Quote the whole listing verbatim.
----- ENTRIES SUPPLIED -----
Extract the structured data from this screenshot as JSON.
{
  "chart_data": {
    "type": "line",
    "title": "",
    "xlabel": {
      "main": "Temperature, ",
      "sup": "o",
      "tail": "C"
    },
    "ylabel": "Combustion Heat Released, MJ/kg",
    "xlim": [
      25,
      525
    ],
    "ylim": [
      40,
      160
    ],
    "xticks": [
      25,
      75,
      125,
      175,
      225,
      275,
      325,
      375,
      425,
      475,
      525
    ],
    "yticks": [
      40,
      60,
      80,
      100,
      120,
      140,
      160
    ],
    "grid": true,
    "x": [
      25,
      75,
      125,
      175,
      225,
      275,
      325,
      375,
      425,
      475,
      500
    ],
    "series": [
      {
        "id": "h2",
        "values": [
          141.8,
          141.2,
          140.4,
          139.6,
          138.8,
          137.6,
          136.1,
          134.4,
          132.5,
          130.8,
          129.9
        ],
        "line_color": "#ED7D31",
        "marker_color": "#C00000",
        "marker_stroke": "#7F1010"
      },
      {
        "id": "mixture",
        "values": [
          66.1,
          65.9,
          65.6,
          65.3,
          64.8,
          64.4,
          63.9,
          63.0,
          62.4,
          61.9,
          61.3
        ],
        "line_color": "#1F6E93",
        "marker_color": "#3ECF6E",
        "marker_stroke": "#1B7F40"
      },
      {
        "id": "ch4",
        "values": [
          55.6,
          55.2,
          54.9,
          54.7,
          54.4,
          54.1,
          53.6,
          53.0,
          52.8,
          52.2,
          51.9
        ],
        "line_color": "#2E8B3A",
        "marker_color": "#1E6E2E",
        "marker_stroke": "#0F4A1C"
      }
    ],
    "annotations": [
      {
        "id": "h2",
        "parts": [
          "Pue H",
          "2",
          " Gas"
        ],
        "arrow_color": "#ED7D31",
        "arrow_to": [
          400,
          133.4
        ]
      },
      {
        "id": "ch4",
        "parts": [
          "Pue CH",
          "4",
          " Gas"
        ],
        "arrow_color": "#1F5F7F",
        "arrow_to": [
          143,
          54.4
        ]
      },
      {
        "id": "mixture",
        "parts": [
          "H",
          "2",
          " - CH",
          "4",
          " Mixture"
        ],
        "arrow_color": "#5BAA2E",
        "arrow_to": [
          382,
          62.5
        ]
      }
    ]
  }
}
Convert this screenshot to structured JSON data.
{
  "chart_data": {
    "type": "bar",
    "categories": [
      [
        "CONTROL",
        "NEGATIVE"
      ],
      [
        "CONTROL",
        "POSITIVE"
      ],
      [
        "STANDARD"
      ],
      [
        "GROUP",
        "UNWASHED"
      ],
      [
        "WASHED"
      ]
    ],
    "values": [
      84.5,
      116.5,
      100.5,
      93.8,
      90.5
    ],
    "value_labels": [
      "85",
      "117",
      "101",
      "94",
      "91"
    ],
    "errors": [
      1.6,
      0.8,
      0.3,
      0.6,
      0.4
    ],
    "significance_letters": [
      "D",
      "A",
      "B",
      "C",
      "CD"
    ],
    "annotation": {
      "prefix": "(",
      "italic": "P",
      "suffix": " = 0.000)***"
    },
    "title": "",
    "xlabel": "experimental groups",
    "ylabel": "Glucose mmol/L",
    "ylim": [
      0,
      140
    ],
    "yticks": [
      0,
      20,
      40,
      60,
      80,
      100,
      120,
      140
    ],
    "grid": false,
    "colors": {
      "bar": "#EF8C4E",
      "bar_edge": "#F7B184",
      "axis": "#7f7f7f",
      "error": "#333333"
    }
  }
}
-----
EXPECTED OUTPUT =>
Extract the structured data from this screenshot as JSON.
{
  "chart_data": {
    "type": "line",
    "title": "",
    "xlabel": {
      "main": "Temperature, ",
      "sup": "o",
      "tail": "C"
    },
    "ylabel": "Combustion Heat Released, MJ/kg",
    "xlim": [
      25,
      525
    ],
    "ylim": [
      40,
      160
    ],
    "xticks": [
      25,
      75,
      125,
      175,
      225,
      275,
      325,
      375,
      425,
      475,
      525
    ],
    "yticks": [
      40,
      60,
      80,
      100,
      120,
      140,
      160
    ],
    "grid": true,
    "x": [
      25,
      75,
      125,
      175,
      225,
      275,
      325,
      375,
      425,
      475,
      500
    ],
    "series": [
      {
        "id": "h2",
        "values": [
          141.8,
          141.2,
          140.4,
          139.6,
          138.8,
          137.6,
          136.1,
          134.4,
          132.5,
          130.8,
          129.9
        ],
        "line_color": "#ED7D31",
        "marker_color": "#C00000",
        "marker_stroke": "#7F1010"
      },
      {
        "id": "mixture",
        "values": [
          66.1,
          65.9,
          65.6,
          65.3,
          64.8,
          64.4,
          63.9,
          63.0,
          62.4,
          61.9,
          61.3
        ],
        "line_color": "#1F6E93",
        "marker_color": "#3ECF6E",
        "marker_stroke": "#1B7F40"
      },
      {
        "id": "ch4",
        "values": [
          55.6,
          55.2,
          54.9,
          54.7,
          54.4,
          54.1,
          53.6,
          53.0,
          52.8,
          52.2,
          51.9
        ],
        "line_color": "#2E8B3A",
        "marker_color": "#1E6E2E",
        "marker_stroke": "#0F4A1C"
      }
    ],
    "annotations": [
      {
        "id": "h2",
        "parts": [
          "Pue H",
          "2",
          " Gas"
        ],
        "arrow_color": "#ED7D31",
        "arrow_to": [
          400,
          133.4
        ]
      },
      {
        "id": "ch4",
        "parts": [
          "Pue CH",
          "4",
          " Gas"
        ],
        "arrow_color": "#1F5F7F",
        "arrow_to": [
          143,
          54.4
        ]
      },
      {
        "id": "mixture",
        "parts": [
          "H",
          "2",
          " - CH",
          "4",
          " Mixture"
        ],
        "arrow_color": "#5BAA2E",
        "arrow_to": [
          382,
          62.5
        ]
      }
    ]
  }
}
Convert this screenshot to structured JSON data.
{
  "chart_data": {
    "type": "bar",
    "categories": [
      [
        "CONTROL",
        "NEGATIVE"
      ],
      [
        "CONTROL",
        "POSITIVE"
      ],
      [
        "STANDARD"
      ],
      [
        "GROUP",
        "UNWASHED"
      ],
      [
        "WASHED"
      ]
    ],
    "values": [
      84.5,
      116.5,
      100.5,
      93.8,
      90.5
    ],
    "value_labels": [
      "85",
      "117",
      "101",
      "94",
      "91"
    ],
    "errors": [
      1.6,
      0.8,
      0.3,
      0.6,
      0.4
    ],
    "significance_letters": [
      "D",
      "A",
      "B",
      "C",
      "CD"
    ],
    "annotation": {
      "prefix": "(",
      "italic": "P",
      "suffix": " = 0.000)***"
    },
    "title": "",
    "xlabel": "experimental groups",
    "ylabel": "Glucose mmol/L",
    "ylim": [
      0,
      140
    ],
    "yticks": [
      0,
      20,
      40,
      60,
      80,
      100,
      120,
      140
    ],
    "grid": false,
    "colors": {
      "bar": "#EF8C4E",
      "bar_edge": "#F7B184",
      "axis": "#7f7f7f",
      "error": "#333333"
    }
  }
}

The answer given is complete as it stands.